• **Aim of the task**
Return the whole listing, line for line, without the pictures in it.

## BEGIN Dataset extract

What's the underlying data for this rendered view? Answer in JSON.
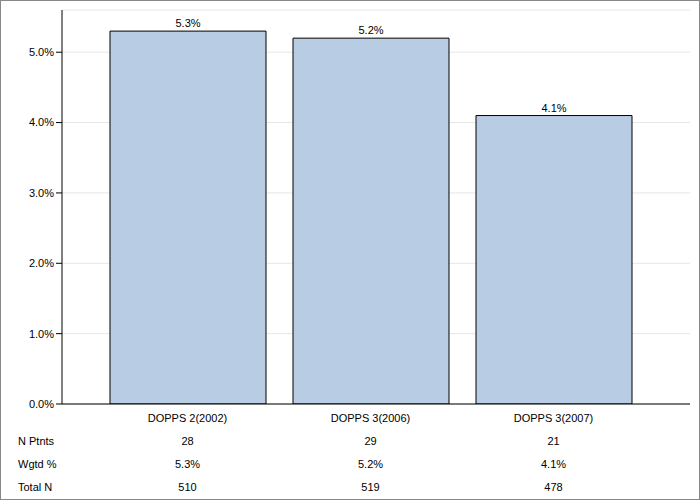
{
  "chart_data": {
    "type": "bar",
    "categories": [
      "DOPPS 2(2002)",
      "DOPPS 3(2006)",
      "DOPPS 3(2007)"
    ],
    "values": [
      5.3,
      5.2,
      4.1
    ],
    "value_labels": [
      "5.3%",
      "5.2%",
      "4.1%"
    ],
    "data_labels": true,
    "color": "#b8cce4",
    "ylim": [
      0,
      5.6
    ],
    "yticks": [
      {
        "value": 0,
        "label": "0.0%"
      },
      {
        "value": 1,
        "label": "1.0%"
      },
      {
        "value": 2,
        "label": "2.0%"
      },
      {
        "value": 3,
        "label": "3.0%"
      },
      {
        "value": 4,
        "label": "4.0%"
      },
      {
        "value": 5,
        "label": "5.0%"
      }
    ],
    "grid": true
  },
  "table": {
    "rows": [
      {
        "label": "N Ptnts",
        "cells": [
          "28",
          "29",
          "21"
        ]
      },
      {
        "label": "Wgtd %",
        "cells": [
          "5.3%",
          "5.2%",
          "4.1%"
        ]
      },
      {
        "label": "Total N",
        "cells": [
          "510",
          "519",
          "478"
        ]
      }
    ]
  }
}
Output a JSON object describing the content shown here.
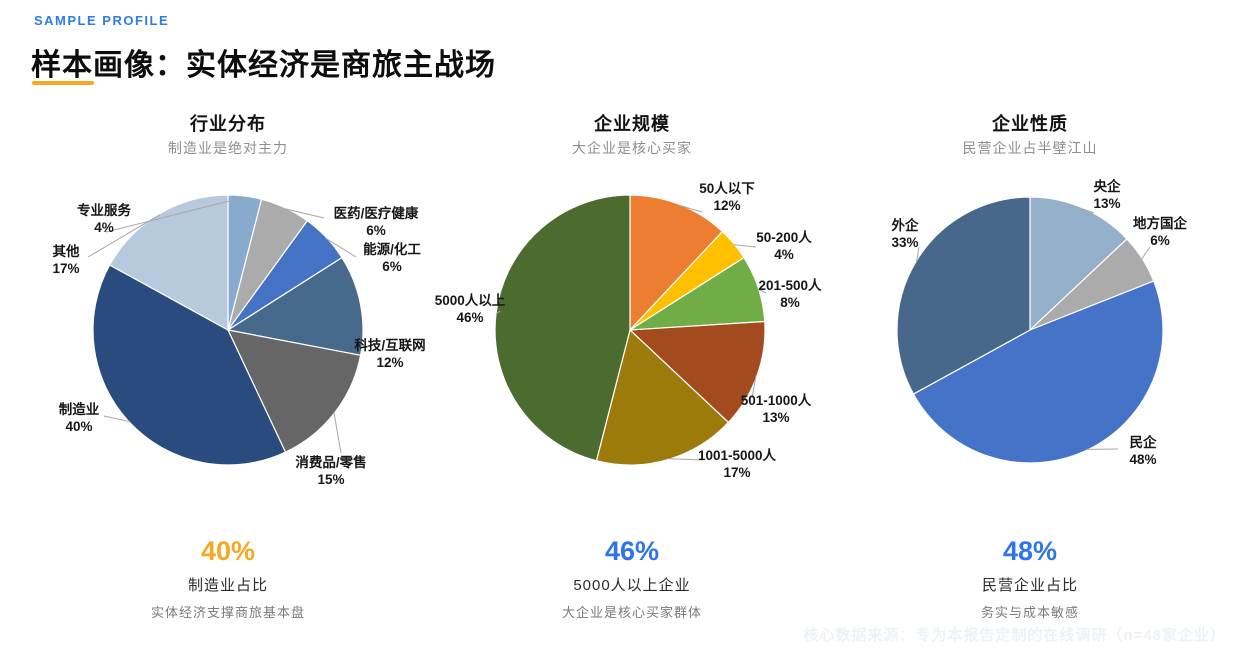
{
  "header": {
    "eyebrow": "SAMPLE PROFILE",
    "eyebrow_color": "#2E7CE8",
    "title": "样本画像：实体经济是商旅主战场",
    "accent_color": "#F7A823"
  },
  "chart_data": [
    {
      "type": "pie",
      "title": "行业分布",
      "subtitle": "制造业是绝对主力",
      "unit": "%",
      "start_angle_deg": 0,
      "direction": "clockwise",
      "legend_position": "outside-callouts",
      "slices": [
        {
          "label": "专业服务",
          "value": 4,
          "color": "#87AACE"
        },
        {
          "label": "医药/医疗健康",
          "value": 6,
          "color": "#ABABAB"
        },
        {
          "label": "能源/化工",
          "value": 6,
          "color": "#4472C4"
        },
        {
          "label": "科技/互联网",
          "value": 12,
          "color": "#46698C"
        },
        {
          "label": "消费品/零售",
          "value": 15,
          "color": "#666666"
        },
        {
          "label": "制造业",
          "value": 40,
          "color": "#2A4B7D"
        },
        {
          "label": "其他",
          "value": 17,
          "color": "#B7C9DC"
        }
      ]
    },
    {
      "type": "pie",
      "title": "企业规模",
      "subtitle": "大企业是核心买家",
      "unit": "%",
      "start_angle_deg": 0,
      "direction": "clockwise",
      "legend_position": "outside-callouts",
      "slices": [
        {
          "label": "50人以下",
          "value": 12,
          "color": "#ED7D31"
        },
        {
          "label": "50-200人",
          "value": 4,
          "color": "#FFC000"
        },
        {
          "label": "201-500人",
          "value": 8,
          "color": "#70AD47"
        },
        {
          "label": "501-1000人",
          "value": 13,
          "color": "#A34A1E"
        },
        {
          "label": "1001-5000人",
          "value": 17,
          "color": "#9C7B0B"
        },
        {
          "label": "5000人以上",
          "value": 46,
          "color": "#4C6B2F"
        }
      ]
    },
    {
      "type": "pie",
      "title": "企业性质",
      "subtitle": "民营企业占半壁江山",
      "unit": "%",
      "start_angle_deg": 0,
      "direction": "clockwise",
      "legend_position": "outside-callouts",
      "slices": [
        {
          "label": "央企",
          "value": 13,
          "color": "#93AFC9"
        },
        {
          "label": "地方国企",
          "value": 6,
          "color": "#ABABAB"
        },
        {
          "label": "民企",
          "value": 48,
          "color": "#4573C8"
        },
        {
          "label": "外企",
          "value": 33,
          "color": "#47688A"
        }
      ]
    }
  ],
  "stats": [
    {
      "value": "40%",
      "color": "#F7A823",
      "label": "制造业占比",
      "sublabel": "实体经济支撑商旅基本盘"
    },
    {
      "value": "46%",
      "color": "#2E74EE",
      "label": "5000人以上企业",
      "sublabel": "大企业是核心买家群体"
    },
    {
      "value": "48%",
      "color": "#2E74EE",
      "label": "民营企业占比",
      "sublabel": "务实与成本敏感"
    }
  ],
  "footer": {
    "source_note": "核心数据来源：专为本报告定制的在线调研（n=48家企业）"
  }
}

## END Dataset extract

• **Solution to the exercise**
What's the underlying data for this rendered view? Answer in JSON.
{
  "chart_data": {
    "type": "bar",
    "categories": [
      "DOPPS 2(2002)",
      "DOPPS 3(2006)",
      "DOPPS 3(2007)"
    ],
    "values": [
      5.3,
      5.2,
      4.1
    ],
    "value_labels": [
      "5.3%",
      "5.2%",
      "4.1%"
    ],
    "data_labels": true,
    "color": "#b8cce4",
    "ylim": [
      0,
      5.6
    ],
    "yticks": [
      {
        "value": 0,
        "label": "0.0%"
      },
      {
        "value": 1,
        "label": "1.0%"
      },
      {
        "value": 2,
        "label": "2.0%"
      },
      {
        "value": 3,
        "label": "3.0%"
      },
      {
        "value": 4,
        "label": "4.0%"
      },
      {
        "value": 5,
        "label": "5.0%"
      }
    ],
    "grid": true
  },
  "table": {
    "rows": [
      {
        "label": "N Ptnts",
        "cells": [
          "28",
          "29",
          "21"
        ]
      },
      {
        "label": "Wgtd %",
        "cells": [
          "5.3%",
          "5.2%",
          "4.1%"
        ]
      },
      {
        "label": "Total N",
        "cells": [
          "510",
          "519",
          "478"
        ]
      }
    ]
  }
}
Output a JSON object describing the content shown here.
{
  "header": {
    "eyebrow": "SAMPLE PROFILE",
    "eyebrow_color": "#2E7CE8",
    "title": "样本画像：实体经济是商旅主战场",
    "accent_color": "#F7A823"
  },
  "chart_data": [
    {
      "type": "pie",
      "title": "行业分布",
      "subtitle": "制造业是绝对主力",
      "unit": "%",
      "start_angle_deg": 0,
      "direction": "clockwise",
      "legend_position": "outside-callouts",
      "slices": [
        {
          "label": "专业服务",
          "value": 4,
          "color": "#87AACE"
        },
        {
          "label": "医药/医疗健康",
          "value": 6,
          "color": "#ABABAB"
        },
        {
          "label": "能源/化工",
          "value": 6,
          "color": "#4472C4"
        },
        {
          "label": "科技/互联网",
          "value": 12,
          "color": "#46698C"
        },
        {
          "label": "消费品/零售",
          "value": 15,
          "color": "#666666"
        },
        {
          "label": "制造业",
          "value": 40,
          "color": "#2A4B7D"
        },
        {
          "label": "其他",
          "value": 17,
          "color": "#B7C9DC"
        }
      ]
    },
    {
      "type": "pie",
      "title": "企业规模",
      "subtitle": "大企业是核心买家",
      "unit": "%",
      "start_angle_deg": 0,
      "direction": "clockwise",
      "legend_position": "outside-callouts",
      "slices": [
        {
          "label": "50人以下",
          "value": 12,
          "color": "#ED7D31"
        },
        {
          "label": "50-200人",
          "value": 4,
          "color": "#FFC000"
        },
        {
          "label": "201-500人",
          "value": 8,
          "color": "#70AD47"
        },
        {
          "label": "501-1000人",
          "value": 13,
          "color": "#A34A1E"
        },
        {
          "label": "1001-5000人",
          "value": 17,
          "color": "#9C7B0B"
        },
        {
          "label": "5000人以上",
          "value": 46,
          "color": "#4C6B2F"
        }
      ]
    },
    {
      "type": "pie",
      "title": "企业性质",
      "subtitle": "民营企业占半壁江山",
      "unit": "%",
      "start_angle_deg": 0,
      "direction": "clockwise",
      "legend_position": "outside-callouts",
      "slices": [
        {
          "label": "央企",
          "value": 13,
          "color": "#93AFC9"
        },
        {
          "label": "地方国企",
          "value": 6,
          "color": "#ABABAB"
        },
        {
          "label": "民企",
          "value": 48,
          "color": "#4573C8"
        },
        {
          "label": "外企",
          "value": 33,
          "color": "#47688A"
        }
      ]
    }
  ],
  "stats": [
    {
      "value": "40%",
      "color": "#F7A823",
      "label": "制造业占比",
      "sublabel": "实体经济支撑商旅基本盘"
    },
    {
      "value": "46%",
      "color": "#2E74EE",
      "label": "5000人以上企业",
      "sublabel": "大企业是核心买家群体"
    },
    {
      "value": "48%",
      "color": "#2E74EE",
      "label": "民营企业占比",
      "sublabel": "务实与成本敏感"
    }
  ],
  "footer": {
    "source_note": "核心数据来源：专为本报告定制的在线调研（n=48家企业）"
  }
}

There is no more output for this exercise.